>>>
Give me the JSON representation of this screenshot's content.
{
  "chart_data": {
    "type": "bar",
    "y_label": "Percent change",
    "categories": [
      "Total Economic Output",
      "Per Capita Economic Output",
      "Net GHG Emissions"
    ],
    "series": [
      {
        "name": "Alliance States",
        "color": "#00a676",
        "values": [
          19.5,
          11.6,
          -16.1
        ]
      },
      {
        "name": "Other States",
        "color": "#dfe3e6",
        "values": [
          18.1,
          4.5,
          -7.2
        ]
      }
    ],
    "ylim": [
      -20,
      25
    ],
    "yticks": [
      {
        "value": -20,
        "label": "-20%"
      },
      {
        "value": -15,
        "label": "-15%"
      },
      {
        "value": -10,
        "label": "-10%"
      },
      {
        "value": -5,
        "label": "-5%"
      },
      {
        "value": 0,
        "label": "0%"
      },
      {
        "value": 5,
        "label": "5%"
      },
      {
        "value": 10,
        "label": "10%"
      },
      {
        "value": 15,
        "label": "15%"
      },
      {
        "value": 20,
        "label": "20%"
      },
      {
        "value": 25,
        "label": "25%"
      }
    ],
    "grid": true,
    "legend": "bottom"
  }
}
<<<
Problem statement ▸
Reproduce all of the data exactly as given.

Exercise answer ▸
Give me the JSON representation of this screenshot's content.
{
  "chart_data": {
    "type": "bar",
    "y_label": "Percent change",
    "categories": [
      "Total Economic Output",
      "Per Capita Economic Output",
      "Net GHG Emissions"
    ],
    "series": [
      {
        "name": "Alliance States",
        "color": "#00a676",
        "values": [
          19.5,
          11.6,
          -16.1
        ]
      },
      {
        "name": "Other States",
        "color": "#dfe3e6",
        "values": [
          18.1,
          4.5,
          -7.2
        ]
      }
    ],
    "ylim": [
      -20,
      25
    ],
    "yticks": [
      {
        "value": -20,
        "label": "-20%"
      },
      {
        "value": -15,
        "label": "-15%"
      },
      {
        "value": -10,
        "label": "-10%"
      },
      {
        "value": -5,
        "label": "-5%"
      },
      {
        "value": 0,
        "label": "0%"
      },
      {
        "value": 5,
        "label": "5%"
      },
      {
        "value": 10,
        "label": "10%"
      },
      {
        "value": 15,
        "label": "15%"
      },
      {
        "value": 20,
        "label": "20%"
      },
      {
        "value": 25,
        "label": "25%"
      }
    ],
    "grid": true,
    "legend": "bottom"
  }
}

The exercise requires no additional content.